→ **RECORD SET**
↓

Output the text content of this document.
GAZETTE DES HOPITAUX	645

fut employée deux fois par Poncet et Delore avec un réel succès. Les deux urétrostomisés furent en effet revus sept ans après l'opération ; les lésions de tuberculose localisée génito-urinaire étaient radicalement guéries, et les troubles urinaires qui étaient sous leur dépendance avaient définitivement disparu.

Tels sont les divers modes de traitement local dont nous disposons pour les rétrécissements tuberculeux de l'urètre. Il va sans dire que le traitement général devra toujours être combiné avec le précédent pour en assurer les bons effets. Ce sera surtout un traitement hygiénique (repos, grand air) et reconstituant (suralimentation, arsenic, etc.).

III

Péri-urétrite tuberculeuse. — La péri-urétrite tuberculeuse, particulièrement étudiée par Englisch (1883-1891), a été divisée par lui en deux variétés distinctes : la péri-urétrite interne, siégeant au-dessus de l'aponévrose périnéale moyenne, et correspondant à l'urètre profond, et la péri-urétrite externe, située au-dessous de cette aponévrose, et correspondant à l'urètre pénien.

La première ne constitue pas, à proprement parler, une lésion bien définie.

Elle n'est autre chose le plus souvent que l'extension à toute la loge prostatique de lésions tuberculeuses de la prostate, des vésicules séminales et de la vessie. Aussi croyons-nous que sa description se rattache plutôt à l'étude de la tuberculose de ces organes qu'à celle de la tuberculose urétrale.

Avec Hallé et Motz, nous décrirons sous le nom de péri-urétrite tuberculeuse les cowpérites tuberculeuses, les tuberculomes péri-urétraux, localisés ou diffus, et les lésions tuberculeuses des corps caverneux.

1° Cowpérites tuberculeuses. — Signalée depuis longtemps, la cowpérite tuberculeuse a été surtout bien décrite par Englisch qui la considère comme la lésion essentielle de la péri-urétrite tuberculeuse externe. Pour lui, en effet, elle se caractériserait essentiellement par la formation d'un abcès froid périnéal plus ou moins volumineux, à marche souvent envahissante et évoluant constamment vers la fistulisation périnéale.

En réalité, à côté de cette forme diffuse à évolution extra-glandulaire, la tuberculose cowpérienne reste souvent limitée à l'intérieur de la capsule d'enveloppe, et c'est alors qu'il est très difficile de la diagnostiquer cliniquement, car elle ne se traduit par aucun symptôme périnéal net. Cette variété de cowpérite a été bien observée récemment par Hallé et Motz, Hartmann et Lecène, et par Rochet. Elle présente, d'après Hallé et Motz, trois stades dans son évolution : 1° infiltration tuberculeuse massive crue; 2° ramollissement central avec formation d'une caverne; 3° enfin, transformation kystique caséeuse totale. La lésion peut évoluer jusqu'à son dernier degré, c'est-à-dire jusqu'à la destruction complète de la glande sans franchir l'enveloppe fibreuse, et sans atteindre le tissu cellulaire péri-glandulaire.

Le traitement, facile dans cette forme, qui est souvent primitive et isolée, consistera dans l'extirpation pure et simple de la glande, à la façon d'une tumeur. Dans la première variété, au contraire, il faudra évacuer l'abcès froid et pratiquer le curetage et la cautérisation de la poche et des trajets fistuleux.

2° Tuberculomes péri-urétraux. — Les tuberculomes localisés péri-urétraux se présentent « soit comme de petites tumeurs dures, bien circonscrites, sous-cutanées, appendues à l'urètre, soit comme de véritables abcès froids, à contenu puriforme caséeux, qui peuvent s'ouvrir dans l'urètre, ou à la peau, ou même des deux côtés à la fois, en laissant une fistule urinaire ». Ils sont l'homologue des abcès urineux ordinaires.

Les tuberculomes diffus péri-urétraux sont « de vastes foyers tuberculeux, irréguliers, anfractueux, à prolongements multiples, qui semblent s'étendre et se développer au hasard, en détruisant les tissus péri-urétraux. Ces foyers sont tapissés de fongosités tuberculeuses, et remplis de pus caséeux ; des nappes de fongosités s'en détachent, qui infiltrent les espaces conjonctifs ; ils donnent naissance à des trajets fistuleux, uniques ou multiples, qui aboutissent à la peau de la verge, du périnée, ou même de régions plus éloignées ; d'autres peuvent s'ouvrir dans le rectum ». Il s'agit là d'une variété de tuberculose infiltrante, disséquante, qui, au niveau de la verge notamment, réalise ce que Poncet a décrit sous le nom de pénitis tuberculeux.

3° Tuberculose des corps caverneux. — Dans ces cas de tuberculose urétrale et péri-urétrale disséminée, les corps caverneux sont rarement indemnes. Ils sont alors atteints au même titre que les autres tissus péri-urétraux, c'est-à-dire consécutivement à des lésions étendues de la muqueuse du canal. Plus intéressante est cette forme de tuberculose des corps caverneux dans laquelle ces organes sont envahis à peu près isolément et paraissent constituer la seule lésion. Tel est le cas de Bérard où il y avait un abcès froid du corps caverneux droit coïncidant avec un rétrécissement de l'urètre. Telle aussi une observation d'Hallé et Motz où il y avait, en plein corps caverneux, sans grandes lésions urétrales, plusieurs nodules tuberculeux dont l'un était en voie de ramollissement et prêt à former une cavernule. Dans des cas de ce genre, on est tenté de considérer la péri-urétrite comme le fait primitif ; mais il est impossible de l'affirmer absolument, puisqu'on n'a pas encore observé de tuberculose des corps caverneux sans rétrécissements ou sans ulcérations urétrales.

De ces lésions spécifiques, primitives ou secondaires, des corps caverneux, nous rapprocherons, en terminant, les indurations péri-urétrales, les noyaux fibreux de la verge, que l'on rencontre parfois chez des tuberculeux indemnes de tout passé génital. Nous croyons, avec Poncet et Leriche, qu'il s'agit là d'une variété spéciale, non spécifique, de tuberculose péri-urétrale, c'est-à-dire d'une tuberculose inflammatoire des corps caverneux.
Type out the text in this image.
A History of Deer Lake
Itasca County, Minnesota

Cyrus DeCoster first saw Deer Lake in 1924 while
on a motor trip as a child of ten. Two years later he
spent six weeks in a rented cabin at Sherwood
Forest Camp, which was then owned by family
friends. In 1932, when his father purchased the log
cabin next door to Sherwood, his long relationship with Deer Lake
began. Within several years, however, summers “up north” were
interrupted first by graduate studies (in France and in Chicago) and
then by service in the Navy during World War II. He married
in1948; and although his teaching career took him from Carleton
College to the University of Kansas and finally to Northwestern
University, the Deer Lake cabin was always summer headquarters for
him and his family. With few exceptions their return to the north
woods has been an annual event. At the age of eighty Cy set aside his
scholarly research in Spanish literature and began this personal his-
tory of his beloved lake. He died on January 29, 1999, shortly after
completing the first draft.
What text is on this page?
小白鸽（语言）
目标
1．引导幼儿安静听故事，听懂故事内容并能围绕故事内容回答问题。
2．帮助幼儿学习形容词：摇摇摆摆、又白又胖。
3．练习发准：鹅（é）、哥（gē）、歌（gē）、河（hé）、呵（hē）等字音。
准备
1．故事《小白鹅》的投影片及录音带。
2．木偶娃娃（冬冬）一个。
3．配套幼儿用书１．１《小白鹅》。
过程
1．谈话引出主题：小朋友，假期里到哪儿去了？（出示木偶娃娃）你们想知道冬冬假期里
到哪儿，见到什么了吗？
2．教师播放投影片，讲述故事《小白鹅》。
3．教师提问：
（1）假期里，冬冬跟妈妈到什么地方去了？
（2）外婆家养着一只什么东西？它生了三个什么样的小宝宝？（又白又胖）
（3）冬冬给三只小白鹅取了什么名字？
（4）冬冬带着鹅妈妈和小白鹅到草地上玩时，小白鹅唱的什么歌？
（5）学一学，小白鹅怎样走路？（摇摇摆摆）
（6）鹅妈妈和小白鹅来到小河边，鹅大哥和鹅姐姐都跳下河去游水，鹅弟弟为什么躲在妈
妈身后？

↑

→ **GIVEN EXERCISE**
Above are some records; extract every one of them exactly.

→ **CORRECT RESPONSE**
Output the text content of this document.
GAZETTE DES HOPITAUX	645

fut employée deux fois par Poncet et Delore avec un réel succès. Les deux urétrostomisés furent en effet revus sept ans après l'opération ; les lésions de tuberculose localisée génito-urinaire étaient radicalement guéries, et les troubles urinaires qui étaient sous leur dépendance avaient définitivement disparu.

Tels sont les divers modes de traitement local dont nous disposons pour les rétrécissements tuberculeux de l'urètre. Il va sans dire que le traitement général devra toujours être combiné avec le précédent pour en assurer les bons effets. Ce sera surtout un traitement hygiénique (repos, grand air) et reconstituant (suralimentation, arsenic, etc.).

III

Péri-urétrite tuberculeuse. — La péri-urétrite tuberculeuse, particulièrement étudiée par Englisch (1883-1891), a été divisée par lui en deux variétés distinctes : la péri-urétrite interne, siégeant au-dessus de l'aponévrose périnéale moyenne, et correspondant à l'urètre profond, et la péri-urétrite externe, située au-dessous de cette aponévrose, et correspondant à l'urètre pénien.

La première ne constitue pas, à proprement parler, une lésion bien définie.

Elle n'est autre chose le plus souvent que l'extension à toute la loge prostatique de lésions tuberculeuses de la prostate, des vésicules séminales et de la vessie. Aussi croyons-nous que sa description se rattache plutôt à l'étude de la tuberculose de ces organes qu'à celle de la tuberculose urétrale.

Avec Hallé et Motz, nous décrirons sous le nom de péri-urétrite tuberculeuse les cowpérites tuberculeuses, les tuberculomes péri-urétraux, localisés ou diffus, et les lésions tuberculeuses des corps caverneux.

1° Cowpérites tuberculeuses. — Signalée depuis longtemps, la cowpérite tuberculeuse a été surtout bien décrite par Englisch qui la considère comme la lésion essentielle de la péri-urétrite tuberculeuse externe. Pour lui, en effet, elle se caractériserait essentiellement par la formation d'un abcès froid périnéal plus ou moins volumineux, à marche souvent envahissante et évoluant constamment vers la fistulisation périnéale.

En réalité, à côté de cette forme diffuse à évolution extra-glandulaire, la tuberculose cowpérienne reste souvent limitée à l'intérieur de la capsule d'enveloppe, et c'est alors qu'il est très difficile de la diagnostiquer cliniquement, car elle ne se traduit par aucun symptôme périnéal net. Cette variété de cowpérite a été bien observée récemment par Hallé et Motz, Hartmann et Lecène, et par Rochet. Elle présente, d'après Hallé et Motz, trois stades dans son évolution : 1° infiltration tuberculeuse massive crue; 2° ramollissement central avec formation d'une caverne; 3° enfin, transformation kystique caséeuse totale. La lésion peut évoluer jusqu'à son dernier degré, c'est-à-dire jusqu'à la destruction complète de la glande sans franchir l'enveloppe fibreuse, et sans atteindre le tissu cellulaire péri-glandulaire.

Le traitement, facile dans cette forme, qui est souvent primitive et isolée, consistera dans l'extirpation pure et simple de la glande, à la façon d'une tumeur. Dans la première variété, au contraire, il faudra évacuer l'abcès froid et pratiquer le curetage et la cautérisation de la poche et des trajets fistuleux.

2° Tuberculomes péri-urétraux. — Les tuberculomes localisés péri-urétraux se présentent « soit comme de petites tumeurs dures, bien circonscrites, sous-cutanées, appendues à l'urètre, soit comme de véritables abcès froids, à contenu puriforme caséeux, qui peuvent s'ouvrir dans l'urètre, ou à la peau, ou même des deux côtés à la fois, en laissant une fistule urinaire ». Ils sont l'homologue des abcès urineux ordinaires.

Les tuberculomes diffus péri-urétraux sont « de vastes foyers tuberculeux, irréguliers, anfractueux, à prolongements multiples, qui semblent s'étendre et se développer au hasard, en détruisant les tissus péri-urétraux. Ces foyers sont tapissés de fongosités tuberculeuses, et remplis de pus caséeux ; des nappes de fongosités s'en détachent, qui infiltrent les espaces conjonctifs ; ils donnent naissance à des trajets fistuleux, uniques ou multiples, qui aboutissent à la peau de la verge, du périnée, ou même de régions plus éloignées ; d'autres peuvent s'ouvrir dans le rectum ». Il s'agit là d'une variété de tuberculose infiltrante, disséquante, qui, au niveau de la verge notamment, réalise ce que Poncet a décrit sous le nom de pénitis tuberculeux.

3° Tuberculose des corps caverneux. — Dans ces cas de tuberculose urétrale et péri-urétrale disséminée, les corps caverneux sont rarement indemnes. Ils sont alors atteints au même titre que les autres tissus péri-urétraux, c'est-à-dire consécutivement à des lésions étendues de la muqueuse du canal. Plus intéressante est cette forme de tuberculose des corps caverneux dans laquelle ces organes sont envahis à peu près isolément et paraissent constituer la seule lésion. Tel est le cas de Bérard où il y avait un abcès froid du corps caverneux droit coïncidant avec un rétrécissement de l'urètre. Telle aussi une observation d'Hallé et Motz où il y avait, en plein corps caverneux, sans grandes lésions urétrales, plusieurs nodules tuberculeux dont l'un était en voie de ramollissement et prêt à former une cavernule. Dans des cas de ce genre, on est tenté de considérer la péri-urétrite comme le fait primitif ; mais il est impossible de l'affirmer absolument, puisqu'on n'a pas encore observé de tuberculose des corps caverneux sans rétrécissements ou sans ulcérations urétrales.

De ces lésions spécifiques, primitives ou secondaires, des corps caverneux, nous rapprocherons, en terminant, les indurations péri-urétrales, les noyaux fibreux de la verge, que l'on rencontre parfois chez des tuberculeux indemnes de tout passé génital. Nous croyons, avec Poncet et Leriche, qu'il s'agit là d'une variété spéciale, non spécifique, de tuberculose péri-urétrale, c'est-à-dire d'une tuberculose inflammatoire des corps caverneux.
Type out the text in this image.
A History of Deer Lake
Itasca County, Minnesota

Cyrus DeCoster first saw Deer Lake in 1924 while
on a motor trip as a child of ten. Two years later he
spent six weeks in a rented cabin at Sherwood
Forest Camp, which was then owned by family
friends. In 1932, when his father purchased the log
cabin next door to Sherwood, his long relationship with Deer Lake
began. Within several years, however, summers “up north” were
interrupted first by graduate studies (in France and in Chicago) and
then by service in the Navy during World War II. He married
in1948; and although his teaching career took him from Carleton
College to the University of Kansas and finally to Northwestern
University, the Deer Lake cabin was always summer headquarters for
him and his family. With few exceptions their return to the north
woods has been an annual event. At the age of eighty Cy set aside his
scholarly research in Spanish literature and began this personal his-
tory of his beloved lake. He died on January 29, 1999, shortly after
completing the first draft.
What text is on this page?
小白鸽（语言）
目标
1．引导幼儿安静听故事，听懂故事内容并能围绕故事内容回答问题。
2．帮助幼儿学习形容词：摇摇摆摆、又白又胖。
3．练习发准：鹅（é）、哥（gē）、歌（gē）、河（hé）、呵（hē）等字音。
准备
1．故事《小白鹅》的投影片及录音带。
2．木偶娃娃（冬冬）一个。
3．配套幼儿用书１．１《小白鹅》。
过程
1．谈话引出主题：小朋友，假期里到哪儿去了？（出示木偶娃娃）你们想知道冬冬假期里
到哪儿，见到什么了吗？
2．教师播放投影片，讲述故事《小白鹅》。
3．教师提问：
（1）假期里，冬冬跟妈妈到什么地方去了？
（2）外婆家养着一只什么东西？它生了三个什么样的小宝宝？（又白又胖）
（3）冬冬给三只小白鹅取了什么名字？
（4）冬冬带着鹅妈妈和小白鹅到草地上玩时，小白鹅唱的什么歌？
（5）学一学，小白鹅怎样走路？（摇摇摆摆）
（6）鹅妈妈和小白鹅来到小河边，鹅大哥和鹅姐姐都跳下河去游水，鹅弟弟为什么躲在妈
妈身后？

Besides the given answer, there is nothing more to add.